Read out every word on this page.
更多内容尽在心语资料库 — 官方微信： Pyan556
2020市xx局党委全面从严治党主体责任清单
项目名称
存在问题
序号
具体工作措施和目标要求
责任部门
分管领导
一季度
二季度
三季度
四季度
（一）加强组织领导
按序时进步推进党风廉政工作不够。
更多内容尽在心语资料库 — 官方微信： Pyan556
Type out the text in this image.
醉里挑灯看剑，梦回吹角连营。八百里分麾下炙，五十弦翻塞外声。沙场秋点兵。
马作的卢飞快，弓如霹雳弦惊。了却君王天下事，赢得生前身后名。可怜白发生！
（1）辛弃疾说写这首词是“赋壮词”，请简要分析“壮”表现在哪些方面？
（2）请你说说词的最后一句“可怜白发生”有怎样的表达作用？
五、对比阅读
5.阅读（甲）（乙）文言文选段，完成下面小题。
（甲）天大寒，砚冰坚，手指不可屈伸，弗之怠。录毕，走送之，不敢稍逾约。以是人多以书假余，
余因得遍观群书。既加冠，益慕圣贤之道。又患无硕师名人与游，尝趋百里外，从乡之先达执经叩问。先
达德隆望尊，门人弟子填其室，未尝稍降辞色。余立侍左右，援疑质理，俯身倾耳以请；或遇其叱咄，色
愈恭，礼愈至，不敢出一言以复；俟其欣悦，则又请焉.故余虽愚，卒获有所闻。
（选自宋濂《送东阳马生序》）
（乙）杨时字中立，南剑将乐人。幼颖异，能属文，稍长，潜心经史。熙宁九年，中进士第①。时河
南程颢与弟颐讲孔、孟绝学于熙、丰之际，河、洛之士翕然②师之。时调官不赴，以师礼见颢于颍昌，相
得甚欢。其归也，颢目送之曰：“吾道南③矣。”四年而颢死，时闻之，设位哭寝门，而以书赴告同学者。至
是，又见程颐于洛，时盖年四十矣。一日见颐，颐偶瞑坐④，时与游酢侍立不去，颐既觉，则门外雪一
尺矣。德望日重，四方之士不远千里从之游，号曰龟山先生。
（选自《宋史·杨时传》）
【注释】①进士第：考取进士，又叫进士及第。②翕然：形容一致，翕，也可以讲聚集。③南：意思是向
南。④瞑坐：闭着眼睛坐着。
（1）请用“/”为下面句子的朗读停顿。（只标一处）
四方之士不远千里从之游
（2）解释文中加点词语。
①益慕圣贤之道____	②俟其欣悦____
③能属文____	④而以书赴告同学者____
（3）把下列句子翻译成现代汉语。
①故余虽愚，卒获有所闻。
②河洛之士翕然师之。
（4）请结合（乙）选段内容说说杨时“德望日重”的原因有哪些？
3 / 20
● ● ● ● ●
● GOAL
Extract all of the data shown above without alteration.

● ANSWER FOR THE TASK
Read out every word on this page.
更多内容尽在心语资料库 — 官方微信： Pyan556
2020市xx局党委全面从严治党主体责任清单
项目名称
存在问题
序号
具体工作措施和目标要求
责任部门
分管领导
一季度
二季度
三季度
四季度
（一）加强组织领导
按序时进步推进党风廉政工作不够。
更多内容尽在心语资料库 — 官方微信： Pyan556
Type out the text in this image.
醉里挑灯看剑，梦回吹角连营。八百里分麾下炙，五十弦翻塞外声。沙场秋点兵。
马作的卢飞快，弓如霹雳弦惊。了却君王天下事，赢得生前身后名。可怜白发生！
（1）辛弃疾说写这首词是“赋壮词”，请简要分析“壮”表现在哪些方面？
（2）请你说说词的最后一句“可怜白发生”有怎样的表达作用？
五、对比阅读
5.阅读（甲）（乙）文言文选段，完成下面小题。
（甲）天大寒，砚冰坚，手指不可屈伸，弗之怠。录毕，走送之，不敢稍逾约。以是人多以书假余，
余因得遍观群书。既加冠，益慕圣贤之道。又患无硕师名人与游，尝趋百里外，从乡之先达执经叩问。先
达德隆望尊，门人弟子填其室，未尝稍降辞色。余立侍左右，援疑质理，俯身倾耳以请；或遇其叱咄，色
愈恭，礼愈至，不敢出一言以复；俟其欣悦，则又请焉.故余虽愚，卒获有所闻。
（选自宋濂《送东阳马生序》）
（乙）杨时字中立，南剑将乐人。幼颖异，能属文，稍长，潜心经史。熙宁九年，中进士第①。时河
南程颢与弟颐讲孔、孟绝学于熙、丰之际，河、洛之士翕然②师之。时调官不赴，以师礼见颢于颍昌，相
得甚欢。其归也，颢目送之曰：“吾道南③矣。”四年而颢死，时闻之，设位哭寝门，而以书赴告同学者。至
是，又见程颐于洛，时盖年四十矣。一日见颐，颐偶瞑坐④，时与游酢侍立不去，颐既觉，则门外雪一
尺矣。德望日重，四方之士不远千里从之游，号曰龟山先生。
（选自《宋史·杨时传》）
【注释】①进士第：考取进士，又叫进士及第。②翕然：形容一致，翕，也可以讲聚集。③南：意思是向
南。④瞑坐：闭着眼睛坐着。
（1）请用“/”为下面句子的朗读停顿。（只标一处）
四方之士不远千里从之游
（2）解释文中加点词语。
①益慕圣贤之道____	②俟其欣悦____
③能属文____	④而以书赴告同学者____
（3）把下列句子翻译成现代汉语。
①故余虽愚，卒获有所闻。
②河洛之士翕然师之。
（4）请结合（乙）选段内容说说杨时“德望日重”的原因有哪些？
3 / 20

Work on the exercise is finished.